§ **TAREFAS**
(1) Reproduza do texto citado o trecho que começa nas palavras "O questionamento por" e termina depois de "do mesmo mês.".
(2) Por favor, reescreva de forma mais breve o parágrafo do texto citado que começa com "O questionamento por parte da Promotoria", mantendo os fatos principais.
(3) Retome o texto citado sobre os trabalhos da conferência da Unicamp registrados no Lattes e continue-o a partir do ponto em que ele termina.

Pelo menos 30 participantes da conferência registraram seus trabalhos apresentados no evento na classificação de “artigos completos publicados em periódicos” em seus currículos da plataforma eletrônica Lattes. Nas avaliações para concursos, promoções, bolsas e auxílios a projetos de pesquisa, os estudos aceitos por revistas científicas contam mais que os apresentados em congressos.

O caso foi noticiado em reportagem deste blogueiro para a Folha em março (“Cientistas ‘turbinam’ trabalhos apresentados em evento da Unicamp”) e foi comentado em editorial do jornal (“Ciência em revista”, 23.mar).

DENÚNCIA

O questionamento por parte da Promotoria do Patrimônio Público de Campinas teve como base uma representação protocolada em 25 de junho por um docente da própria Unicamp, segundo a assessoria de imprensa do MP estadual, sediada em São Paulo. O ofício da promotora de Justiça Cristiane Hillal, encarregada do caso, foi encaminhado à universidade em 6 de julho, mas só foi oficialmente recebido pela reitoria em 14 do mesmo mês.

§ **LISTAGEM**
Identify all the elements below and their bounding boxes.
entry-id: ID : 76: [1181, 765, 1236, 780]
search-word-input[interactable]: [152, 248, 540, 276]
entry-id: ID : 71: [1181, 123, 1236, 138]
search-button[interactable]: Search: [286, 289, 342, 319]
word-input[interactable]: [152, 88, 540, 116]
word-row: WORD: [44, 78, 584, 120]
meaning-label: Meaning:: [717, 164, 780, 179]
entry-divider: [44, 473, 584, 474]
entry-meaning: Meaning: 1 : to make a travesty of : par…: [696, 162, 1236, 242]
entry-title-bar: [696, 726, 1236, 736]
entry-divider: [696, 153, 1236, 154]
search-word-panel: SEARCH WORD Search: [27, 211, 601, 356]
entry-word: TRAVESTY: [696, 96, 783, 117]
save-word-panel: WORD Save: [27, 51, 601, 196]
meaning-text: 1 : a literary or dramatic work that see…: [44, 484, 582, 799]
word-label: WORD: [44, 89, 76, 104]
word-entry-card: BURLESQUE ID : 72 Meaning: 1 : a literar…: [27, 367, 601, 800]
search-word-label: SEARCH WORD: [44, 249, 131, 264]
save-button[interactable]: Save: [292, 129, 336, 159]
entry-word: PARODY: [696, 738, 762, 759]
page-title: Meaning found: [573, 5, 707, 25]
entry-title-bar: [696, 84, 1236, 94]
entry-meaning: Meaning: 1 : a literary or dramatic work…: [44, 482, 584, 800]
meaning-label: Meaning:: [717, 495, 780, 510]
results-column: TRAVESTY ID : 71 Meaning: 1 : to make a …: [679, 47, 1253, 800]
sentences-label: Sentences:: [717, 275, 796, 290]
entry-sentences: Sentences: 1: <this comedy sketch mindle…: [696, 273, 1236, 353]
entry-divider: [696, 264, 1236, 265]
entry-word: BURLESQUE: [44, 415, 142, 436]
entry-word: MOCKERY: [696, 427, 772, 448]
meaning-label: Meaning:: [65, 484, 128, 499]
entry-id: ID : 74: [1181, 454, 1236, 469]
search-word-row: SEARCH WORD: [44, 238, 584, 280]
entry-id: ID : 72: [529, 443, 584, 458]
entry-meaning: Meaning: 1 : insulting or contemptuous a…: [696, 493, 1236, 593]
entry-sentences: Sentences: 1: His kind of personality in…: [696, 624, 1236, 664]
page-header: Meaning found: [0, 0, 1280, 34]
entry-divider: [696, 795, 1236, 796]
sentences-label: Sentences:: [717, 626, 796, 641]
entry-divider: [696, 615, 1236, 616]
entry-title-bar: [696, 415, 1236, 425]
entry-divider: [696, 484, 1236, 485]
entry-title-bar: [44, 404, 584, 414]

§ **RESULTADOS DO EXERCÍCIO**
(1)
O questionamento por parte da Promotoria do Patrimônio Público de Campinas teve como base uma representação protocolada em 25 de junho por um docente da própria Unicamp, segundo a assessoria de imprensa do MP estadual, sediada em São Paulo. O ofício da promotora de Justiça Cristiane Hillal, encarregada do caso, foi encaminhado à universidade em 6 de julho, mas só foi oficialmente recebido pela reitoria em 14 do mesmo mês.

(2) A Promotoria do Patrimônio Público de Campinas agiu com base em uma representação protocolada em 25 de junho por um docente da Unicamp, segundo a assessoria de imprensa do MP estadual. O ofício da promotora Cristiane Hillal foi enviado à universidade em 6 de julho. A reitoria, porém, só o recebeu oficialmente em 14 de julho.

(3)
O prazo de 30 dias para resposta terminou no dia 12 deste mês. Mas a promotora já concordou com o pedido da Unicamp de prorrogação por mais 20 dias, que se encerra em 1º de setembro. A assessoria do MP informou que enquanto não receber as respostas da universidade, Hillal não se manifestará sobre o assunto nem revelará o nome da pessoa que encaminhou a denúncia.

PARCERIA

Fundada em 1966 sob o projeto de ser uma instituição de alto padrão não só na graduação, mas também na pesquisa e na pós-graduação, a Unicamp é uma das universidades do país e da América Latina de melhor desempenho acadêmico medido por rankings internacionais. E tem sido a única do bloco Brics (Brasil, Rússia, Índia, China e África do Sul) na classificação das 100 melhores do mundo com menos de 50 anos realizada pela revista britânica Times Higher Education.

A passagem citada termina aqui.